◆ Exercise instructions ◆
Write out each record below exactly as it appears, with no pictures.

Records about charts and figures

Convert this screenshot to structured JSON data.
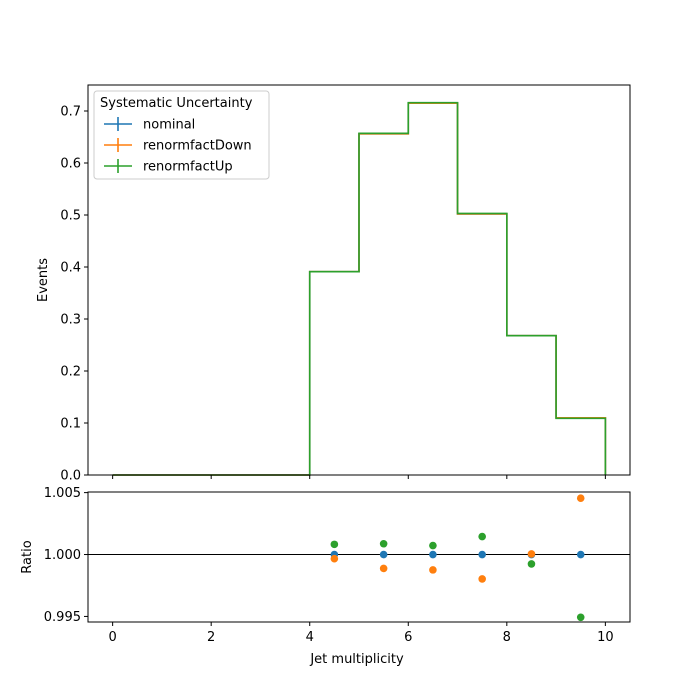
{
  "chart_data": [
    {
      "type": "line",
      "drawstyle": "steps",
      "x_edges": [
        0,
        1,
        2,
        3,
        4,
        5,
        6,
        7,
        8,
        9,
        10
      ],
      "series": [
        {
          "name": "nominal",
          "color": "#1f77b4",
          "values": [
            0,
            0,
            0,
            0,
            0.391,
            0.656,
            0.715,
            0.502,
            0.268,
            0.11
          ]
        },
        {
          "name": "renormfactDown",
          "color": "#ff7f0e",
          "values": [
            0,
            0,
            0,
            0,
            0.391,
            0.656,
            0.715,
            0.502,
            0.268,
            0.11
          ]
        },
        {
          "name": "renormfactUp",
          "color": "#2ca02c",
          "values": [
            0,
            0,
            0,
            0,
            0.391,
            0.657,
            0.716,
            0.503,
            0.268,
            0.109
          ]
        }
      ],
      "xlim": [
        -0.5,
        10.5
      ],
      "ylim": [
        0,
        0.75
      ],
      "yticks": [
        "0.0",
        "0.1",
        "0.2",
        "0.3",
        "0.4",
        "0.5",
        "0.6",
        "0.7"
      ],
      "ylabel": "Events",
      "legend": {
        "title": "Systematic Uncertainty",
        "location": "top-left"
      },
      "grid": false
    },
    {
      "type": "scatter",
      "x": [
        4.5,
        5.5,
        6.5,
        7.5,
        8.5,
        9.5
      ],
      "series": [
        {
          "name": "nominal",
          "color": "#1f77b4",
          "values": [
            1.0,
            1.0,
            1.0,
            1.0,
            1.0,
            1.0
          ]
        },
        {
          "name": "renormfactDown",
          "color": "#ff7f0e",
          "values": [
            0.99966,
            0.99888,
            0.99876,
            0.99803,
            1.00005,
            1.00455
          ]
        },
        {
          "name": "renormfactUp",
          "color": "#2ca02c",
          "values": [
            1.00082,
            1.00087,
            1.00072,
            1.00145,
            0.99924,
            0.99493
          ]
        }
      ],
      "reference_line": 1.0,
      "xlim": [
        -0.5,
        10.5
      ],
      "ylim": [
        0.99455,
        1.00505
      ],
      "xticks": [
        "0",
        "2",
        "4",
        "6",
        "8",
        "10"
      ],
      "yticks": [
        "0.995",
        "1.000",
        "1.005"
      ],
      "xlabel": "Jet multiplicity",
      "ylabel": "Ratio",
      "grid": false
    }
  ]
}
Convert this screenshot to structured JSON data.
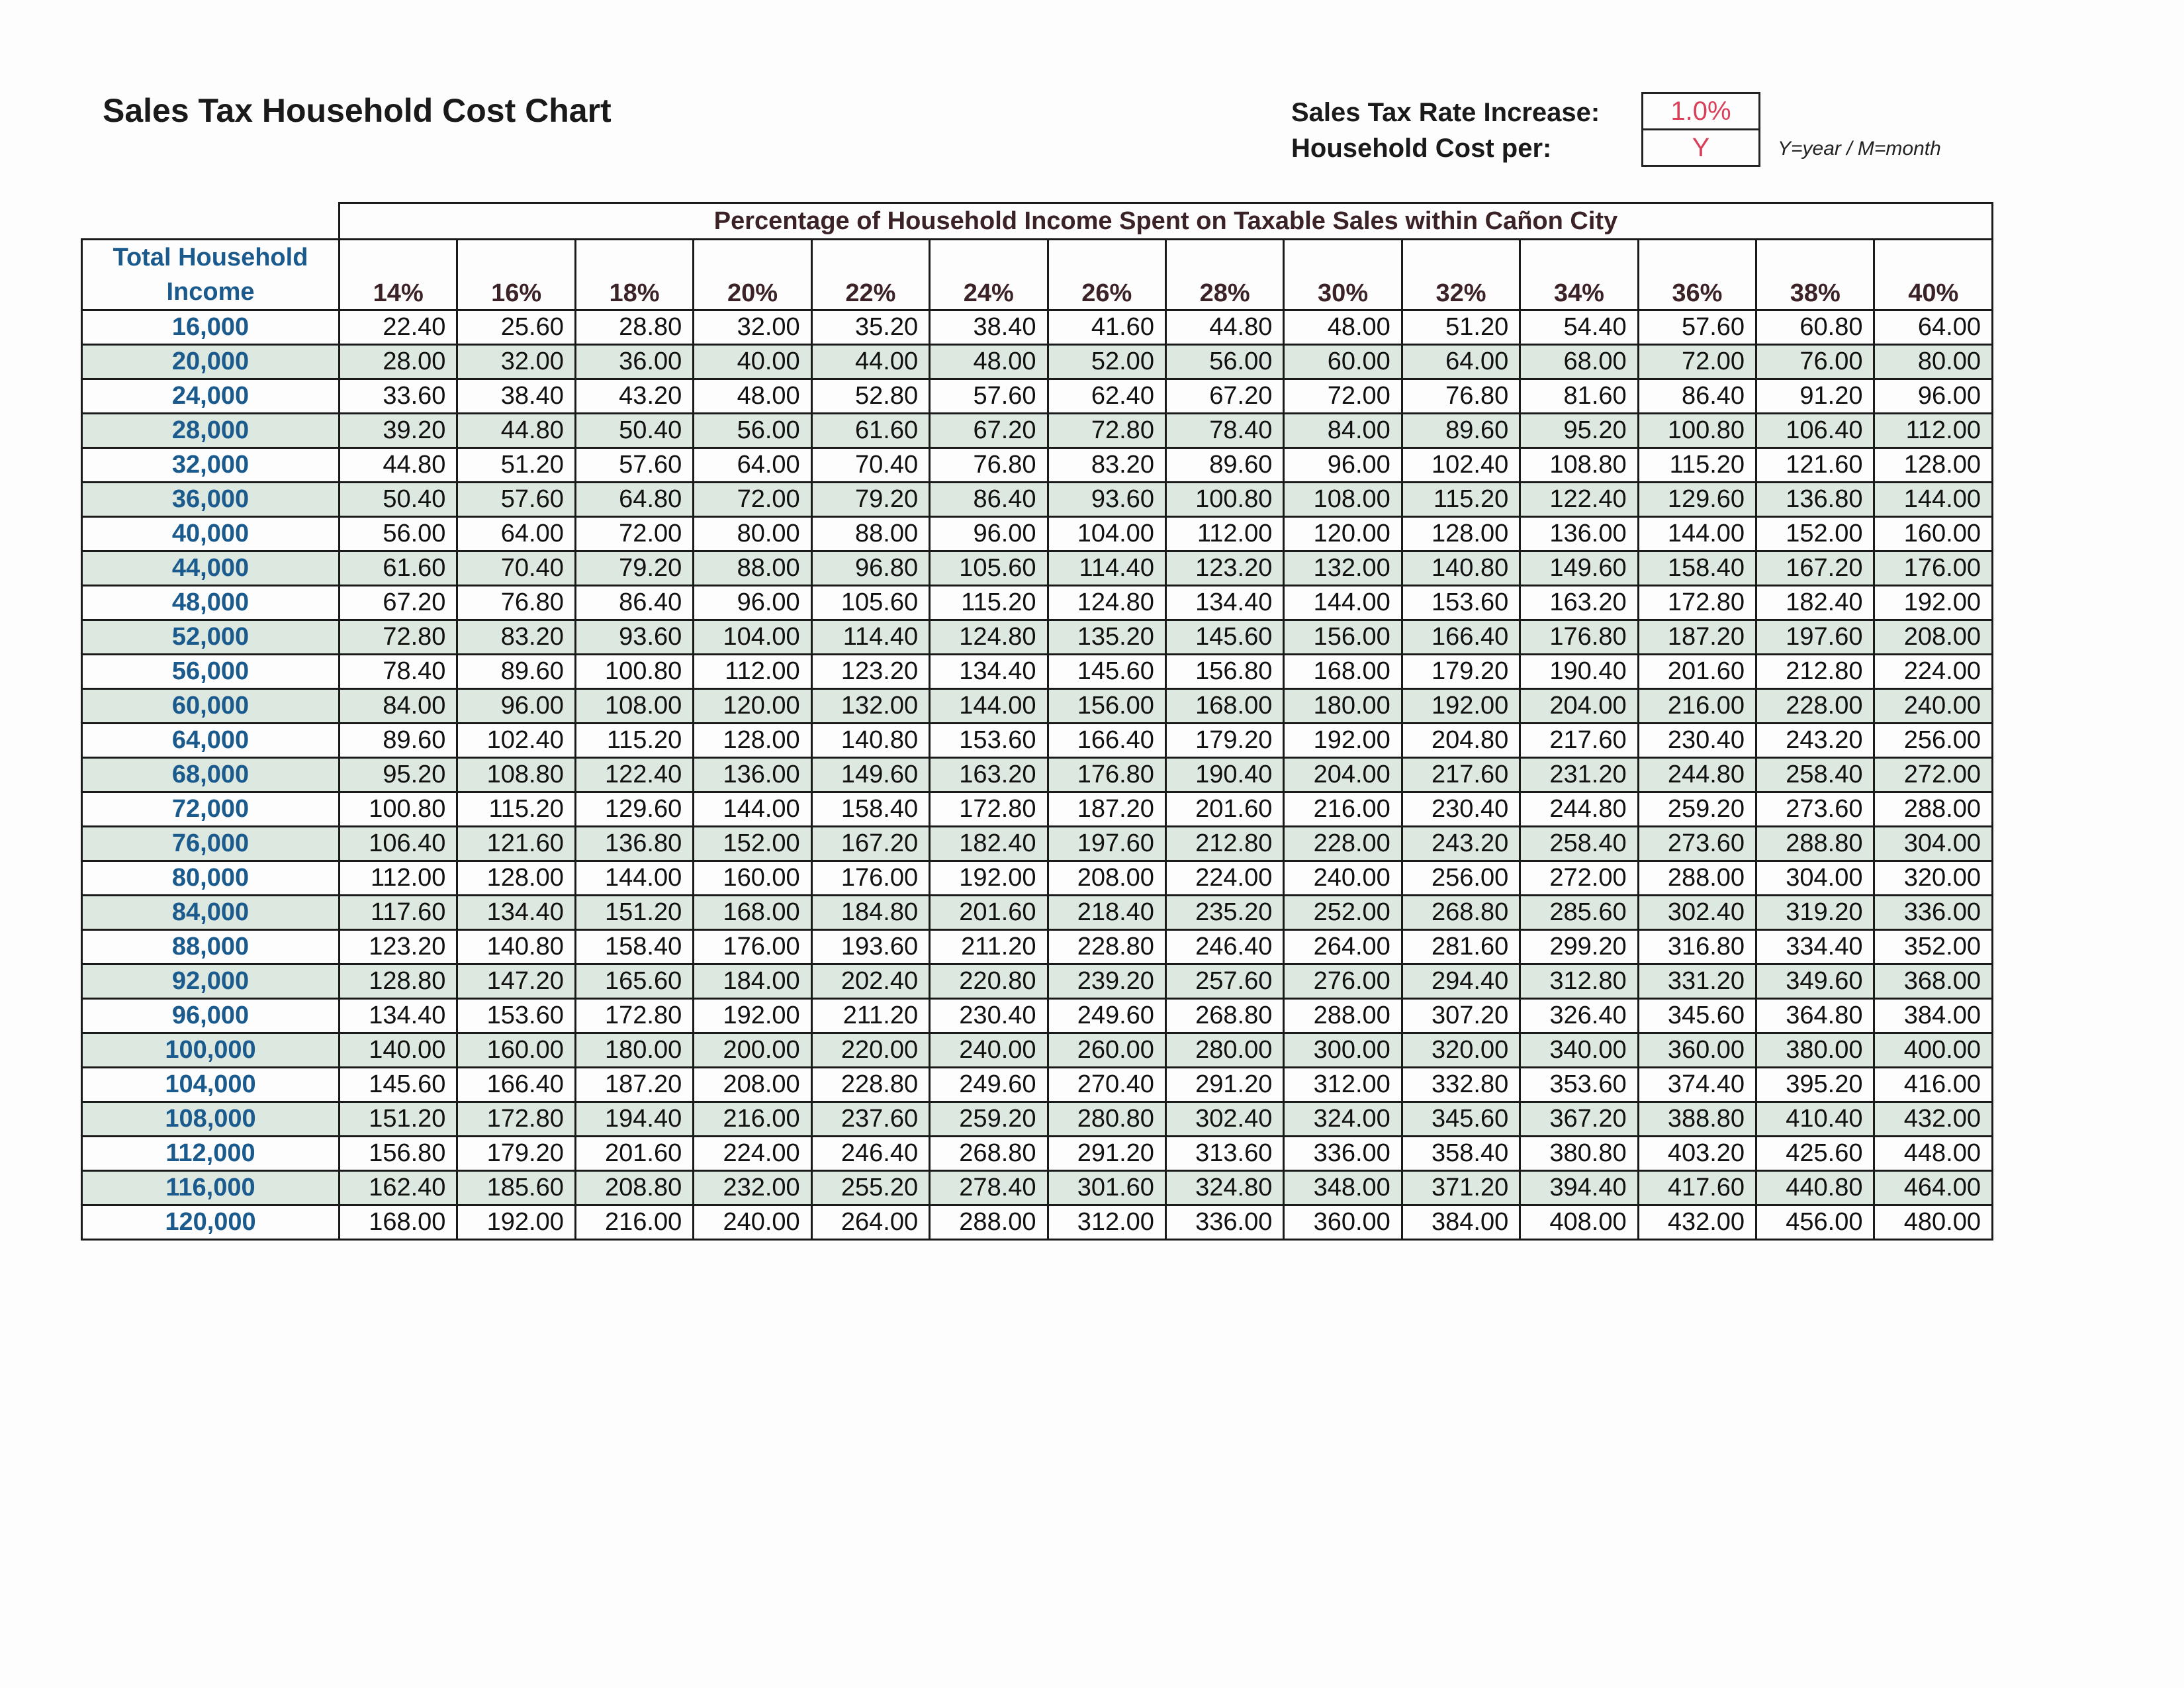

◆ Response to this task ◆
Convert this screenshot to structured JSON data.
{
  "chart_data": [
    {
      "type": "line",
      "drawstyle": "steps",
      "x_edges": [
        0,
        1,
        2,
        3,
        4,
        5,
        6,
        7,
        8,
        9,
        10
      ],
      "series": [
        {
          "name": "nominal",
          "color": "#1f77b4",
          "values": [
            0,
            0,
            0,
            0,
            0.391,
            0.656,
            0.715,
            0.502,
            0.268,
            0.11
          ]
        },
        {
          "name": "renormfactDown",
          "color": "#ff7f0e",
          "values": [
            0,
            0,
            0,
            0,
            0.391,
            0.656,
            0.715,
            0.502,
            0.268,
            0.11
          ]
        },
        {
          "name": "renormfactUp",
          "color": "#2ca02c",
          "values": [
            0,
            0,
            0,
            0,
            0.391,
            0.657,
            0.716,
            0.503,
            0.268,
            0.109
          ]
        }
      ],
      "xlim": [
        -0.5,
        10.5
      ],
      "ylim": [
        0,
        0.75
      ],
      "yticks": [
        "0.0",
        "0.1",
        "0.2",
        "0.3",
        "0.4",
        "0.5",
        "0.6",
        "0.7"
      ],
      "ylabel": "Events",
      "legend": {
        "title": "Systematic Uncertainty",
        "location": "top-left"
      },
      "grid": false
    },
    {
      "type": "scatter",
      "x": [
        4.5,
        5.5,
        6.5,
        7.5,
        8.5,
        9.5
      ],
      "series": [
        {
          "name": "nominal",
          "color": "#1f77b4",
          "values": [
            1.0,
            1.0,
            1.0,
            1.0,
            1.0,
            1.0
          ]
        },
        {
          "name": "renormfactDown",
          "color": "#ff7f0e",
          "values": [
            0.99966,
            0.99888,
            0.99876,
            0.99803,
            1.00005,
            1.00455
          ]
        },
        {
          "name": "renormfactUp",
          "color": "#2ca02c",
          "values": [
            1.00082,
            1.00087,
            1.00072,
            1.00145,
            0.99924,
            0.99493
          ]
        }
      ],
      "reference_line": 1.0,
      "xlim": [
        -0.5,
        10.5
      ],
      "ylim": [
        0.99455,
        1.00505
      ],
      "xticks": [
        "0",
        "2",
        "4",
        "6",
        "8",
        "10"
      ],
      "yticks": [
        "0.995",
        "1.000",
        "1.005"
      ],
      "xlabel": "Jet multiplicity",
      "ylabel": "Ratio",
      "grid": false
    }
  ]
}
Convert this screenshot to structured JSON data.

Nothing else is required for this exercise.